- SELECCIÓN

Sea un líder: cómo cambiar a los demás sin ofenderlos ni despertar resentimientos

Capitulo 8

HAGA QUE LOS ERRORES PAREZCAN FÁCILES DE CORREGIR

DALE CARNEGIE

 

Capitulo 8

HAGA QUE LOS ERRORES PAREZCAN FÁCILES DE CORREGIR

Un amigo mío, soltero, de unos cuarenta años de edad, se comprometió para casarse, y su novia lo persuadió de que tomara unas tardías lecciones de baile.

 
   

-Bien sabe Dios -me confesó este hombre al narrar­me el caso- que necesitaba lecciones de baile, porque yo bailaba tal como cuando empecé, hace veinte años. La primera profesora a quien vi me dijo probablemente la verdad. Me dijo que tenía que olvidarme de todo lo aprendido y empezar otra vez. Con eso me desalentó. No me quedaba un incentivo para seguir aprendiendo. Así, pues, la dejé.

- DATOS REGISTRADOS
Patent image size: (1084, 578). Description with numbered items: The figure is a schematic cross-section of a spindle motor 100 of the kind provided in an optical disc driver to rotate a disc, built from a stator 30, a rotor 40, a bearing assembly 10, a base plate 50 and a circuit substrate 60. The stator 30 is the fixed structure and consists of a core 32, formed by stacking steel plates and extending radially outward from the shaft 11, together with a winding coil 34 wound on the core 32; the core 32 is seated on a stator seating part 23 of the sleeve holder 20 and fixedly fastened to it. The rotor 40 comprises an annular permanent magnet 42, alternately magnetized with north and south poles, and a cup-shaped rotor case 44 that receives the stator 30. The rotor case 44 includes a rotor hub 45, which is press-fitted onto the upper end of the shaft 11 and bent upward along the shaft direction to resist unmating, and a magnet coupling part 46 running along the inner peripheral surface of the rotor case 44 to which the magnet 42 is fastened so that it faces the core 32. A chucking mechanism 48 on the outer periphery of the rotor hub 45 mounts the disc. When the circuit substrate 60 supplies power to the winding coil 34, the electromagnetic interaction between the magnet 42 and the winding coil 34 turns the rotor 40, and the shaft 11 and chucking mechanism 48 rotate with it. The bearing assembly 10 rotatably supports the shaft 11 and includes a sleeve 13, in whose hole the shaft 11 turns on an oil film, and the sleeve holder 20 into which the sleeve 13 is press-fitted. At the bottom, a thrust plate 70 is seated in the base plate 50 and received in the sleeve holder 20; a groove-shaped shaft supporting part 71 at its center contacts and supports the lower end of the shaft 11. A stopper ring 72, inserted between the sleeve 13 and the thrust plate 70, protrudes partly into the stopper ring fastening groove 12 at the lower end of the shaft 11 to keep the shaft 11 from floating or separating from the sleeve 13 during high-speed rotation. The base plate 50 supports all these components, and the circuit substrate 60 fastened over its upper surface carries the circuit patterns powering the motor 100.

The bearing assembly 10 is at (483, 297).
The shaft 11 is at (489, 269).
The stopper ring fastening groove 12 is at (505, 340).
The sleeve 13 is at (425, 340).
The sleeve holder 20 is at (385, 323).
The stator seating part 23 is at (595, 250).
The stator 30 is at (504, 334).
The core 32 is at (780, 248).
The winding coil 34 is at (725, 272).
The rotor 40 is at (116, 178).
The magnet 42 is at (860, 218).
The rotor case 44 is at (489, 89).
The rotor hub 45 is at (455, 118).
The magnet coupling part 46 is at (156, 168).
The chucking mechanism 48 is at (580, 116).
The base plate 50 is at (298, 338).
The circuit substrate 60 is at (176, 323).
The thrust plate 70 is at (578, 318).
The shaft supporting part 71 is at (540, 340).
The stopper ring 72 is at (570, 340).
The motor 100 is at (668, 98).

- QUÉ ENTREGAR
Duplica completo y sin ningún cambio el fragmento de arriba sobre cómo hacer que los errores parezcan fáciles de corregir.

- RESPUESTA AL EJERCICIO
Sea un líder: cómo cambiar a los demás sin ofenderlos ni despertar resentimientos

Capitulo 8

HAGA QUE LOS ERRORES PAREZCAN FÁCILES DE CORREGIR

DALE CARNEGIE

 

Capitulo 8

HAGA QUE LOS ERRORES PAREZCAN FÁCILES DE CORREGIR

Un amigo mío, soltero, de unos cuarenta años de edad, se comprometió para casarse, y su novia lo persuadió de que tomara unas tardías lecciones de baile.

 
   

-Bien sabe Dios -me confesó este hombre al narrar­me el caso- que necesitaba lecciones de baile, porque yo bailaba tal como cuando empecé, hace veinte años. La primera profesora a quien vi me dijo probablemente la verdad. Me dijo que tenía que olvidarme de todo lo aprendido y empezar otra vez. Con eso me desalentó. No me quedaba un incentivo para seguir aprendiendo. Así, pues, la dejé.